··· Provided records ···

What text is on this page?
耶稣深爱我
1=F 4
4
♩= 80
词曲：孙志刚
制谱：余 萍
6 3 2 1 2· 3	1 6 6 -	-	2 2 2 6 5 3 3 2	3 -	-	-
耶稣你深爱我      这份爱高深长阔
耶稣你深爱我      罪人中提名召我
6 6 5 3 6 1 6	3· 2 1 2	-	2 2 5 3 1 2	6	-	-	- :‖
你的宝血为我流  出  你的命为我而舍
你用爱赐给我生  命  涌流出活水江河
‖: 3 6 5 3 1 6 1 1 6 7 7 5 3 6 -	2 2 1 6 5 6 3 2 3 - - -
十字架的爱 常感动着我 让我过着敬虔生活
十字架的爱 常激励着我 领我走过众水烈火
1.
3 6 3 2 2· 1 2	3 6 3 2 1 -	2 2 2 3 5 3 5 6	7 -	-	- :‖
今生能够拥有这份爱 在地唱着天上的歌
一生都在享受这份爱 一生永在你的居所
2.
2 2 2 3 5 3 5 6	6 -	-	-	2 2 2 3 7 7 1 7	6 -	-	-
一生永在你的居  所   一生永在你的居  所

···

From the entries above, pull out each line that includes "十字架的爱".

十字架的爱 常感动着我 让我过着敬虔生活
十字架的爱 常激励着我 领我走过众水烈火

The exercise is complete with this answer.